* **WHAT TO DO**
Each record needs to be echoed exactly; can you do that?

# start of THE DATA

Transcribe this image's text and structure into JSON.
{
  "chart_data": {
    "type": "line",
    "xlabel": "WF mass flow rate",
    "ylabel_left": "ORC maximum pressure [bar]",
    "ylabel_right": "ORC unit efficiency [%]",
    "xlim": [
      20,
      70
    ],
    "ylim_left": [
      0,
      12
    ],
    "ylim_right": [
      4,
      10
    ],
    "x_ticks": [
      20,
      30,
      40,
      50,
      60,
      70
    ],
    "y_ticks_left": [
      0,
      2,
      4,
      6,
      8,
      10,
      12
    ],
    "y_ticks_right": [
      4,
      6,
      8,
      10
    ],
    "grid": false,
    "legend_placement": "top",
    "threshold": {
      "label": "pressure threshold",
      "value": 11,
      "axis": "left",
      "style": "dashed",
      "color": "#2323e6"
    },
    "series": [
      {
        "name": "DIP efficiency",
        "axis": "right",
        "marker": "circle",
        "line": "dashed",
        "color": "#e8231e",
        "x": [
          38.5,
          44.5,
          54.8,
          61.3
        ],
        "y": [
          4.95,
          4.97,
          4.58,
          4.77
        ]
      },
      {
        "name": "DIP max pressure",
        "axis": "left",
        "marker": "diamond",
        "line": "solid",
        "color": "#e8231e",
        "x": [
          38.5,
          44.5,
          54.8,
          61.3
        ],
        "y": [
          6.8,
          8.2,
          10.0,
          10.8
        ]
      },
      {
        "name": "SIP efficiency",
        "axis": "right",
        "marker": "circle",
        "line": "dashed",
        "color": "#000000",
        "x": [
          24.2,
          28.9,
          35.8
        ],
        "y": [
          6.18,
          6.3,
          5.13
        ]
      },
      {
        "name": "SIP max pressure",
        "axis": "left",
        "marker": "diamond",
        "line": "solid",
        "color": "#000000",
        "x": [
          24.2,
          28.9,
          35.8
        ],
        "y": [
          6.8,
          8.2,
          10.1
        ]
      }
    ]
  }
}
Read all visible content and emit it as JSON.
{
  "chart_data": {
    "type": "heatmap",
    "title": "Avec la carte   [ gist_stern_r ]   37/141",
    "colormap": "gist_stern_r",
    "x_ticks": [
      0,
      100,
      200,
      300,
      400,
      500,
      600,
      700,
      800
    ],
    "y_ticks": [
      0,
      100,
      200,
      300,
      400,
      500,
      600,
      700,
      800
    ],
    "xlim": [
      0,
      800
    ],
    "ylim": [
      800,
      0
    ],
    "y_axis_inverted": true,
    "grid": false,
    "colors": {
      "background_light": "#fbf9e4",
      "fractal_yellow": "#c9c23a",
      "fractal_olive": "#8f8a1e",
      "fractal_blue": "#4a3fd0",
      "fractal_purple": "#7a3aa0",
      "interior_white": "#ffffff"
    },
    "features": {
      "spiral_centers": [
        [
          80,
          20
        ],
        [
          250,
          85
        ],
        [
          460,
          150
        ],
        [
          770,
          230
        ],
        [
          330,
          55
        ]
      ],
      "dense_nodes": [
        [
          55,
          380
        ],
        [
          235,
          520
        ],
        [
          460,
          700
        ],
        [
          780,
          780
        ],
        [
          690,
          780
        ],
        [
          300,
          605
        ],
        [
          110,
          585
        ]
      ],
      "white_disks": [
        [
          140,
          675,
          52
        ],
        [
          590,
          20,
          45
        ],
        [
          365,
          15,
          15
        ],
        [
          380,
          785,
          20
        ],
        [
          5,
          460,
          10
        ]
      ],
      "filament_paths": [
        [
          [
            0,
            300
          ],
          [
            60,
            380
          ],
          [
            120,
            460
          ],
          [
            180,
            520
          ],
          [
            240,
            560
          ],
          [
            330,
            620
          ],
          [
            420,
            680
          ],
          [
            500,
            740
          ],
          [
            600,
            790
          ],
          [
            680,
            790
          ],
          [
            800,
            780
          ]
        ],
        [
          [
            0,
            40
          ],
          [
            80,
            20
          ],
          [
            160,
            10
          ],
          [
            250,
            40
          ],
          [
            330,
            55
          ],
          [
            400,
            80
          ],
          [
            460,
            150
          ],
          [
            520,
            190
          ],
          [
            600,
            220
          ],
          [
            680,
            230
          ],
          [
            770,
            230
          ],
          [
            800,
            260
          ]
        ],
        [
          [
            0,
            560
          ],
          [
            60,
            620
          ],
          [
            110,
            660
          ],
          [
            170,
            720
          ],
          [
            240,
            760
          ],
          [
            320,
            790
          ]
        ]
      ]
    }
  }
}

# end of THE DATA

* **PROBLEM SOLUTION**
Transcribe this image's text and structure into JSON.
{
  "chart_data": {
    "type": "line",
    "xlabel": "WF mass flow rate",
    "ylabel_left": "ORC maximum pressure [bar]",
    "ylabel_right": "ORC unit efficiency [%]",
    "xlim": [
      20,
      70
    ],
    "ylim_left": [
      0,
      12
    ],
    "ylim_right": [
      4,
      10
    ],
    "x_ticks": [
      20,
      30,
      40,
      50,
      60,
      70
    ],
    "y_ticks_left": [
      0,
      2,
      4,
      6,
      8,
      10,
      12
    ],
    "y_ticks_right": [
      4,
      6,
      8,
      10
    ],
    "grid": false,
    "legend_placement": "top",
    "threshold": {
      "label": "pressure threshold",
      "value": 11,
      "axis": "left",
      "style": "dashed",
      "color": "#2323e6"
    },
    "series": [
      {
        "name": "DIP efficiency",
        "axis": "right",
        "marker": "circle",
        "line": "dashed",
        "color": "#e8231e",
        "x": [
          38.5,
          44.5,
          54.8,
          61.3
        ],
        "y": [
          4.95,
          4.97,
          4.58,
          4.77
        ]
      },
      {
        "name": "DIP max pressure",
        "axis": "left",
        "marker": "diamond",
        "line": "solid",
        "color": "#e8231e",
        "x": [
          38.5,
          44.5,
          54.8,
          61.3
        ],
        "y": [
          6.8,
          8.2,
          10.0,
          10.8
        ]
      },
      {
        "name": "SIP efficiency",
        "axis": "right",
        "marker": "circle",
        "line": "dashed",
        "color": "#000000",
        "x": [
          24.2,
          28.9,
          35.8
        ],
        "y": [
          6.18,
          6.3,
          5.13
        ]
      },
      {
        "name": "SIP max pressure",
        "axis": "left",
        "marker": "diamond",
        "line": "solid",
        "color": "#000000",
        "x": [
          24.2,
          28.9,
          35.8
        ],
        "y": [
          6.8,
          8.2,
          10.1
        ]
      }
    ]
  }
}
Read all visible content and emit it as JSON.
{
  "chart_data": {
    "type": "heatmap",
    "title": "Avec la carte   [ gist_stern_r ]   37/141",
    "colormap": "gist_stern_r",
    "x_ticks": [
      0,
      100,
      200,
      300,
      400,
      500,
      600,
      700,
      800
    ],
    "y_ticks": [
      0,
      100,
      200,
      300,
      400,
      500,
      600,
      700,
      800
    ],
    "xlim": [
      0,
      800
    ],
    "ylim": [
      800,
      0
    ],
    "y_axis_inverted": true,
    "grid": false,
    "colors": {
      "background_light": "#fbf9e4",
      "fractal_yellow": "#c9c23a",
      "fractal_olive": "#8f8a1e",
      "fractal_blue": "#4a3fd0",
      "fractal_purple": "#7a3aa0",
      "interior_white": "#ffffff"
    },
    "features": {
      "spiral_centers": [
        [
          80,
          20
        ],
        [
          250,
          85
        ],
        [
          460,
          150
        ],
        [
          770,
          230
        ],
        [
          330,
          55
        ]
      ],
      "dense_nodes": [
        [
          55,
          380
        ],
        [
          235,
          520
        ],
        [
          460,
          700
        ],
        [
          780,
          780
        ],
        [
          690,
          780
        ],
        [
          300,
          605
        ],
        [
          110,
          585
        ]
      ],
      "white_disks": [
        [
          140,
          675,
          52
        ],
        [
          590,
          20,
          45
        ],
        [
          365,
          15,
          15
        ],
        [
          380,
          785,
          20
        ],
        [
          5,
          460,
          10
        ]
      ],
      "filament_paths": [
        [
          [
            0,
            300
          ],
          [
            60,
            380
          ],
          [
            120,
            460
          ],
          [
            180,
            520
          ],
          [
            240,
            560
          ],
          [
            330,
            620
          ],
          [
            420,
            680
          ],
          [
            500,
            740
          ],
          [
            600,
            790
          ],
          [
            680,
            790
          ],
          [
            800,
            780
          ]
        ],
        [
          [
            0,
            40
          ],
          [
            80,
            20
          ],
          [
            160,
            10
          ],
          [
            250,
            40
          ],
          [
            330,
            55
          ],
          [
            400,
            80
          ],
          [
            460,
            150
          ],
          [
            520,
            190
          ],
          [
            600,
            220
          ],
          [
            680,
            230
          ],
          [
            770,
            230
          ],
          [
            800,
            260
          ]
        ],
        [
          [
            0,
            560
          ],
          [
            60,
            620
          ],
          [
            110,
            660
          ],
          [
            170,
            720
          ],
          [
            240,
            760
          ],
          [
            320,
            790
          ]
        ]
      ]
    }
  }
}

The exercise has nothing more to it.